Exercise inputs -
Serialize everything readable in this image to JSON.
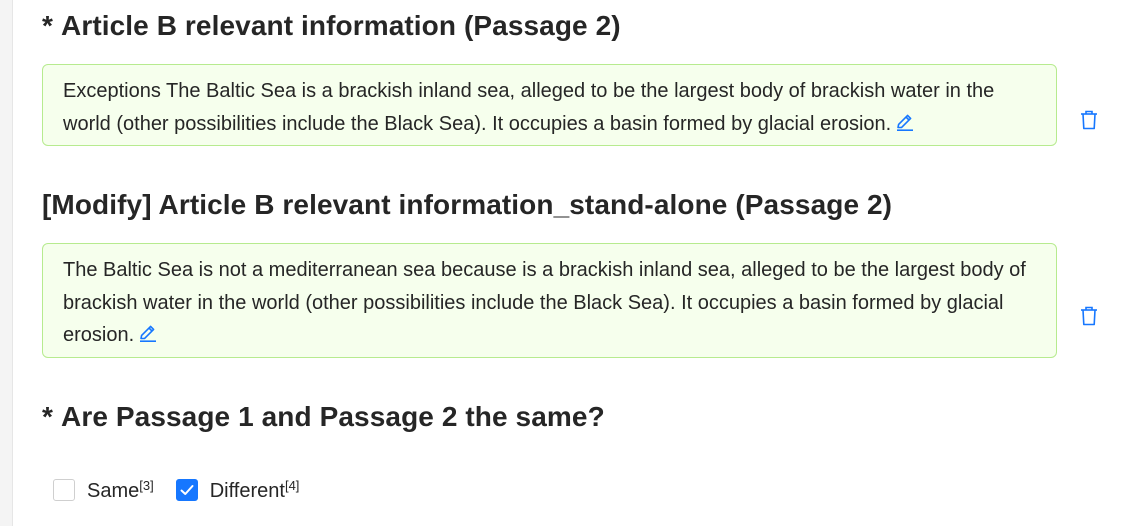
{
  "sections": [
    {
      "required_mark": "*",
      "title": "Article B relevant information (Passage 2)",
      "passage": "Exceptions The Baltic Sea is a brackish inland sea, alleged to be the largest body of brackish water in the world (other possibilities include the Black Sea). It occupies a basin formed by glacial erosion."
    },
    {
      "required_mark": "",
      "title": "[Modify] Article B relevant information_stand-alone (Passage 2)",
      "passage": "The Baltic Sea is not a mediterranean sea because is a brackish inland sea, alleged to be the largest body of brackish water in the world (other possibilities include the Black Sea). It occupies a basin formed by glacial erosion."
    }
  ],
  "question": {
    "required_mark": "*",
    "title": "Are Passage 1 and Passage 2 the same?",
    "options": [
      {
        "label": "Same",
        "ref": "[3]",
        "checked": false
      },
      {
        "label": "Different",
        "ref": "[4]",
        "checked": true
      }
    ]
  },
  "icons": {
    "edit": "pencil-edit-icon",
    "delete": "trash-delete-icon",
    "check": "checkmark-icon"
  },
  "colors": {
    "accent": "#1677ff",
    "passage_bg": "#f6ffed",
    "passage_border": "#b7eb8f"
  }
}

---

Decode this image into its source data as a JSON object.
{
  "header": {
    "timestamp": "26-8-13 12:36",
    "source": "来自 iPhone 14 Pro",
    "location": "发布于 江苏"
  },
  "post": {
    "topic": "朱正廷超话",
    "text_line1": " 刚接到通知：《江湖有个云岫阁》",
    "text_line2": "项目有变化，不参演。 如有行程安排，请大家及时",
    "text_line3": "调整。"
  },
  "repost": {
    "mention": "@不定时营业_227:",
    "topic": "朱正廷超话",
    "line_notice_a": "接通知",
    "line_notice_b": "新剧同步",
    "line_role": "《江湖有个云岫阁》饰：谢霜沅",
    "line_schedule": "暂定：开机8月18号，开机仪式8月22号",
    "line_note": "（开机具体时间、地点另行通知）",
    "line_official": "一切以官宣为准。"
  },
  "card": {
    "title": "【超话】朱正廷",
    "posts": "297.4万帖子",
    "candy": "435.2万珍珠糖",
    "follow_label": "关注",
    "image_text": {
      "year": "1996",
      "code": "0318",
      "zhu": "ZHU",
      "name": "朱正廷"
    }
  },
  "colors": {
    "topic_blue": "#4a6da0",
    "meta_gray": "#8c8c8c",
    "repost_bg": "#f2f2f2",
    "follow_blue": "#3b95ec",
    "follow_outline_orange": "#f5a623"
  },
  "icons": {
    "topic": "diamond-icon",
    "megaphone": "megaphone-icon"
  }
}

--

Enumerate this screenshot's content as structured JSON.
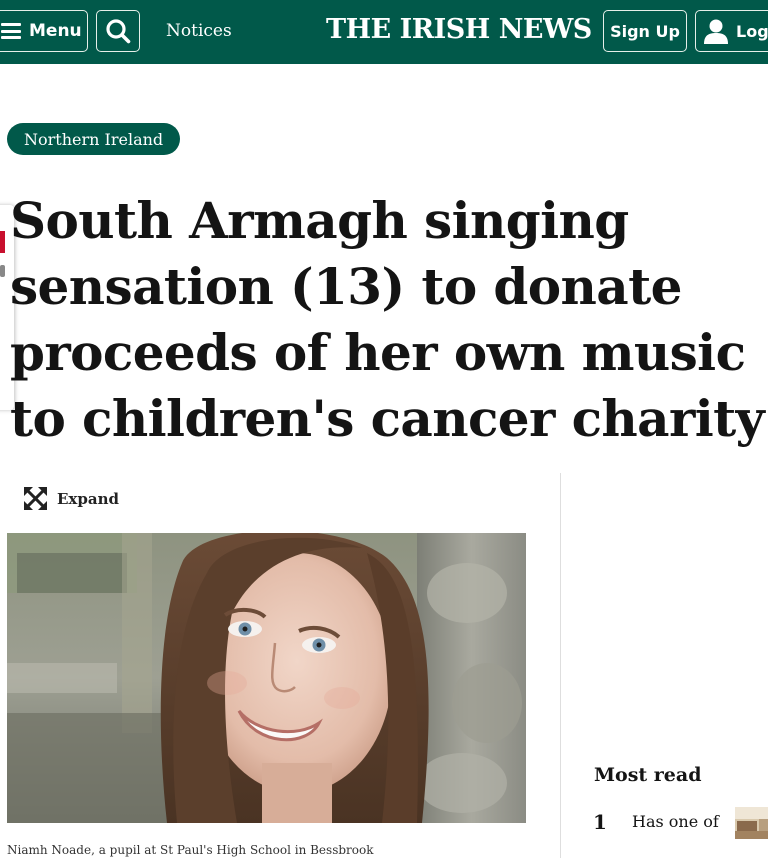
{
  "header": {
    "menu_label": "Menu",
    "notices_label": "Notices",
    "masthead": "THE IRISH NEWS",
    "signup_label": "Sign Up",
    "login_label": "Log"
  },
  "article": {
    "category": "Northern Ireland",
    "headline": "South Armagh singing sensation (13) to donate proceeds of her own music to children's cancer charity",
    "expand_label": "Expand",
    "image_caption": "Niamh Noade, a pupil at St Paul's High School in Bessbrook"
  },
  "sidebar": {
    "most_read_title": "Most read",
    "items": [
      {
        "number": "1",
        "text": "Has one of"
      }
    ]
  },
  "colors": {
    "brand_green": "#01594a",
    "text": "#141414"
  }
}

Task brief -
Count how many lines hold the string "江湖有个云岫阁" and give that number alone.

Task output -
2